— Document passage —
An ErbB2 kinase inhibitor blocks ErbB3 signaling and activity of the PI3K pathway. SKBR3, MB361, and BT474 breast cancer cells were treated for 30 min (A–C) or 24 h (D) with medium containing 5 μM PKI166 (+) or DMSO vehicle control (–). Protein lysates were probed for phospho-ErbB2 (P-ErbB2) (A) or phospho-PKB (P-PKB) (C). Membranes were stripped and reprobed to control for ErbB2 and PKB levels. (B) ErbB3 was immunoprecipitated from 500 μg of protein lysates, immunoprecipitates were resolved by SDS/PAGE, transferred onto a poly(vinylidene difluoride) membrane, and probed for phosphotyrosine (P-Tyr) or p85^PI3K. Membranes were stripped and reprobed to control for ErbB3 levels. (D) Cells were harvested by trypsinization, nuclei were stained with propidium iodide, and a flow cytometric analysis was performed. The percentage of cells in the G₁ phase of the cell cycle is indicated.

Fig. 2.

ErbB3 expression is required for ErbB2-dependent proliferation. (A) Four days after infection of SKBR3 cells, total RNA or protein was prepared from noninfected cells (SKBR3) or cells infected with the MFG control virus (MFG) or the E3 virus (E3). (Left) An ErbB3 Northern analysis was carried out on 3 μg of total RNA; ribosomal RNA levels are shown below. (Right) Fifty micrograms of protein lysates were probed for HA or ErbB3. (B and D) Cultures were infected with the indicated viruses and collected 4 days later. Cells were harvested by trypsinization, and the nuclei were stained with propidium iodide. The percentage of cells in G₁ is indicated. (C) Proliferation assay of SKBR3 cells was performed as described in Materials and Methods. The bars indicate standard deviations.

— Problem set —
1. In the figure legends on ErbB2 and ErbB3 signaling, why were the membranes stripped and reprobed after being probed for phospho-ErbB2 or phospho-PKB?
2. Write the next passage of the figure legends on ErbB2 and ErbB3 signaling, beginning after the Fig. 2 legend's final sentence.

— Listed records —
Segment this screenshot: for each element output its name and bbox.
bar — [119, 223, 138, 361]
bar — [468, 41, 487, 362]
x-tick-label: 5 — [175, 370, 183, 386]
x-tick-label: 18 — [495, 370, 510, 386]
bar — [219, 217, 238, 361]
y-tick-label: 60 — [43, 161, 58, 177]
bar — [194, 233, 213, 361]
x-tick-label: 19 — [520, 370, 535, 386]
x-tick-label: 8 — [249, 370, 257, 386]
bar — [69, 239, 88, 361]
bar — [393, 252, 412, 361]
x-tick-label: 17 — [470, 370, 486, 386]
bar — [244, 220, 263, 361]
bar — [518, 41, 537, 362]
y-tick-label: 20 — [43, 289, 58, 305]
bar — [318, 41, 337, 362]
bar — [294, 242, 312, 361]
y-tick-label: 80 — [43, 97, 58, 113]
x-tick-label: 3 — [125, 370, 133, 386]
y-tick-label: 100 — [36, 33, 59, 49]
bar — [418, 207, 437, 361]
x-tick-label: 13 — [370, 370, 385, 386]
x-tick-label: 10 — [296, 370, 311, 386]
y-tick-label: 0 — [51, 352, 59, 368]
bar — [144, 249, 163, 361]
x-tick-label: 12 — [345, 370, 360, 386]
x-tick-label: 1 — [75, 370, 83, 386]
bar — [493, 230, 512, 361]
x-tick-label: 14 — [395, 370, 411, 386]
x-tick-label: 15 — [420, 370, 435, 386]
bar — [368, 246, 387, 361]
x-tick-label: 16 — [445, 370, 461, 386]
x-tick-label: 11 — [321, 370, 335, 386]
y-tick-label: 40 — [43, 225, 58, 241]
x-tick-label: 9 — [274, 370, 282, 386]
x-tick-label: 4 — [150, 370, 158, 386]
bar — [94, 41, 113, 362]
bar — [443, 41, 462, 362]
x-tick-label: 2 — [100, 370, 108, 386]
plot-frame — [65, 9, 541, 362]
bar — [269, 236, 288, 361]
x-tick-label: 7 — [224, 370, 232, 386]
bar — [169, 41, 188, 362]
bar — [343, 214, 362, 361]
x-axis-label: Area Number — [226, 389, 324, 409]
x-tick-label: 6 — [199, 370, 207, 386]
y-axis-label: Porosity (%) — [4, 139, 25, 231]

— Task-by-task answers —
1. The membranes were stripped and reprobed to control for ErbB2 and PKB levels.

2.
Fig. 3.

The antiproliferative effect of E3 is due to loss of ErbB3. Stable pools of SKBR3 cells transfected with empty pcDNA3 vector (SKBR3-neo) or pcDNA3-ErbB3 (SKBR3-ErbB3) were infected with control (MFG), E3 or 5R viruses. Four days after infection parallel cultures were used to prepare cell lysates (A) or analyzed for cell cycle distribution (B). (A) Fifty micrograms of protein lysates were probed with the indicated antibodies. Reprobing with an ERK1+2 antiserum was used to control for loading. (B) Cells were harvested by trypsinization, and nuclei were stained with propidium iodide. The percentage of cells in G₁ is indicated.

Fig. 4.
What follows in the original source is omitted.